DOCUMENT EXCERPT >>
----------

I imagine it is extremely difficult to write A (Good) Novel In Which Nothing In Particular Happens (the only other example I can think of is John McGahern's That They May Face the Rising Sun). A story without a plot (or an episodic plot as in this case) has to compensate in other ways, with memorable characters and an extraordinarily vivid sense of time and place.
This novel follows the life, work, and travels of Father Jean Latour in 19th-century New Mexico. Death Comes For The Archbishop continually reminded me of Georgia O'Keeffe—but Cather paints the American Southwest with words, from the perilous mountains and ravines the priests must traverse to the eerie mesa towns perched high above the desert floor. Take this sublimely simple description of dusk:
They relapsed into the silence which was their usual form of intercourse. The Bishop sat drinking his coffee slowly out of the tin cup, keeping the pot near the embers. The sun had set now, the yellow rocks were turning grey, down in the pueblo the light of the cook fires made red patches of the glassless windows, and the smell of piñon smoke came softly through the still air. The whole western sky was the colour of golden ashes, with here and there a flush of red on the lip of a little cloud. High above the horizon the evening-star flickered like a lamp just lit, and close beside it was another star of constant light, much smaller.And like her landscapes, Cather is brilliant at nailing a character in just a few words:
Don Manuel Chavez, the handsomest man of the company, very elegant in velvet and broadcloth, with delicately cut, disdainful features—one had only to see him cross the room, or to sit next him at dinner, to feel the electric quality under his cold reserve; the fierceness of some embitterment, the passion for danger.The electric quality under his cold reserve. Gives me chills! Conversely, here's a splendid encapsulation of the Bishop's assistant, his dear old friend Father Vaillant: He added a glow to whatever kind of human society he was dropped down into.

----------

MATERIAL PROVIDED >>

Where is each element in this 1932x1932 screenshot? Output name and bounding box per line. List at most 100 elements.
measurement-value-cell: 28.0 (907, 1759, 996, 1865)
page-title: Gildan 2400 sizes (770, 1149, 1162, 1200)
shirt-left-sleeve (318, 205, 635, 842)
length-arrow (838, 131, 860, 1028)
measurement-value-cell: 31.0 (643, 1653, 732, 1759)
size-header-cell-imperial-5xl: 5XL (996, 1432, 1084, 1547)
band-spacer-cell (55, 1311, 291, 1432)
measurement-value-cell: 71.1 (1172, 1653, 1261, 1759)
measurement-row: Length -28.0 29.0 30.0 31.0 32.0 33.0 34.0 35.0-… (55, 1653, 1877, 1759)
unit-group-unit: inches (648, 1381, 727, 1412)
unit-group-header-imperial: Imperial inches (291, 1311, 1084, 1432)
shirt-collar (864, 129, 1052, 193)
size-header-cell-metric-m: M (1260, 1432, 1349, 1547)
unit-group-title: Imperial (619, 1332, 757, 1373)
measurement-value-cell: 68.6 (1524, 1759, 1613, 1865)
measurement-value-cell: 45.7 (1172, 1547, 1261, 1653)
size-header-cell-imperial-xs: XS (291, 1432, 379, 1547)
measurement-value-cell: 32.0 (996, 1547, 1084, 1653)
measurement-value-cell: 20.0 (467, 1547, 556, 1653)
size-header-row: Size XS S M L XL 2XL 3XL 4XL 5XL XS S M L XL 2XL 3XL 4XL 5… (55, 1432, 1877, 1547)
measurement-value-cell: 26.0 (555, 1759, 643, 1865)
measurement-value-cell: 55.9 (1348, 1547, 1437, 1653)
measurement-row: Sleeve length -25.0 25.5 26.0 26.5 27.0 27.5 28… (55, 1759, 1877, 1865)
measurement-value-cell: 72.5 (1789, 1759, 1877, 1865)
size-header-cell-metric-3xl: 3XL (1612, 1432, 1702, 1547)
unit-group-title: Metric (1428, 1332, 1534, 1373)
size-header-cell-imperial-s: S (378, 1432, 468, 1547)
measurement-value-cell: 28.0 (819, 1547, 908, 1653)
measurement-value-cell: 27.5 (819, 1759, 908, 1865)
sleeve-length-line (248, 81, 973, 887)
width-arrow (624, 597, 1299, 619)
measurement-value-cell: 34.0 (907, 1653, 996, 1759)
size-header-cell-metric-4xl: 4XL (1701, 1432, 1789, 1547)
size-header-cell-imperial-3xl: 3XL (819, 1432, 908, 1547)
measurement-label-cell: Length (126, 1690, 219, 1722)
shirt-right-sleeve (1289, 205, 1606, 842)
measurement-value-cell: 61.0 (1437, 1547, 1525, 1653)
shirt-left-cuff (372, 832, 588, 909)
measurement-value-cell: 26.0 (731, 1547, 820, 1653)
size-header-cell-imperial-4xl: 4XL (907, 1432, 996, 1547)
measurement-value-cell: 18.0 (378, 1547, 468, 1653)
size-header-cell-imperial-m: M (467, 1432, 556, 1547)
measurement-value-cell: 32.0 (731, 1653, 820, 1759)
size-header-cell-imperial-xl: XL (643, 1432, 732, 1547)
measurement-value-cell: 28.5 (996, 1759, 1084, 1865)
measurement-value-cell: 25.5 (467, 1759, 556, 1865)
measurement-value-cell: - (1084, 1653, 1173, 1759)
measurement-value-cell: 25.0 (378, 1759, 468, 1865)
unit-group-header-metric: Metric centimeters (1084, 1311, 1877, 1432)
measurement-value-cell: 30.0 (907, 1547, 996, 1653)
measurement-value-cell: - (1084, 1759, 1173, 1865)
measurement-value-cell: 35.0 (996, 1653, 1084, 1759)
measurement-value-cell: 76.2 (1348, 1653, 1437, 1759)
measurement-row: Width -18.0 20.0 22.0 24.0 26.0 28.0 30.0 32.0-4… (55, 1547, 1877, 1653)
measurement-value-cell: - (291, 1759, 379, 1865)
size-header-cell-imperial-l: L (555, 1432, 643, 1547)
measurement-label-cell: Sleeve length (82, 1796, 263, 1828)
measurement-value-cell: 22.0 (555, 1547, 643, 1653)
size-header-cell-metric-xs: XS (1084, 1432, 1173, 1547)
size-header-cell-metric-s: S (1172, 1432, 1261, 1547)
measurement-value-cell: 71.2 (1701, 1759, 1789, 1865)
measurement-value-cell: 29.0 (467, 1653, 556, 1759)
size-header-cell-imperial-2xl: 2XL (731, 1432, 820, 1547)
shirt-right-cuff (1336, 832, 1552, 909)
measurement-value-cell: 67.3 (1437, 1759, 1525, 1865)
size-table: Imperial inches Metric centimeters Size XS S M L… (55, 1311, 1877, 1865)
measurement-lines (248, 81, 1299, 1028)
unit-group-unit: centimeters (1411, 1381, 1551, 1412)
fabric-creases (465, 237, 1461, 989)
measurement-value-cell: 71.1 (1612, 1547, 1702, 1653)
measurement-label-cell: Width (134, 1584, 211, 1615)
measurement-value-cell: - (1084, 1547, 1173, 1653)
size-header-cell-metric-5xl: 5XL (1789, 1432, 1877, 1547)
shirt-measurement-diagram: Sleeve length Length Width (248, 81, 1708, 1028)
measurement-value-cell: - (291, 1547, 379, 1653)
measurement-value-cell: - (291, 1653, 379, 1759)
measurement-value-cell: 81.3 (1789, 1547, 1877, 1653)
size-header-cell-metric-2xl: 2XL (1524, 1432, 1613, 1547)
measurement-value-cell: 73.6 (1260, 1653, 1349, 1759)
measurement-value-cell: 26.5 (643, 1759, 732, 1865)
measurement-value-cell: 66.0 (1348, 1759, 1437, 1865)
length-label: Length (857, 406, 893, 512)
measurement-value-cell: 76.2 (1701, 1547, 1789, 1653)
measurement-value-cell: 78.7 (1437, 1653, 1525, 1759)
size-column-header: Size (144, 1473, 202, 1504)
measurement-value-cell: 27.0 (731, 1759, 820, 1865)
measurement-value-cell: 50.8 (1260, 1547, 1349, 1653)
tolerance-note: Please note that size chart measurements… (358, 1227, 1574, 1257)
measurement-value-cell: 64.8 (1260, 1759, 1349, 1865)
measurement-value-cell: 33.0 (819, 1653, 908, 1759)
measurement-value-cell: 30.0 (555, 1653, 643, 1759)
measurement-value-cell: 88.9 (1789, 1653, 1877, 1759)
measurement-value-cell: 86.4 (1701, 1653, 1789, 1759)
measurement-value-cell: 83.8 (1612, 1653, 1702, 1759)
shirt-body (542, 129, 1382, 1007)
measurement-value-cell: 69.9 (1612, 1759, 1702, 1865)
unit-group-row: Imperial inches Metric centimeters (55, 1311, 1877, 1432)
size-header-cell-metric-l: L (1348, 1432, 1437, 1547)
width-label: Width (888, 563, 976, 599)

----------

PROMPT >> From the review of Death Comes for the Archbishop, quote the passage that begins with the words "I imagine it" and ends after the words "time and place.". These items were taken from a different source than the text.

FINAL ANSWER >>
I imagine it is extremely difficult to write A (Good) Novel In Which Nothing In Particular Happens (the only other example I can think of is John McGahern's That They May Face the Rising Sun). A story without a plot (or an episodic plot as in this case) has to compensate in other ways, with memorable characters and an extraordinarily vivid sense of time and place.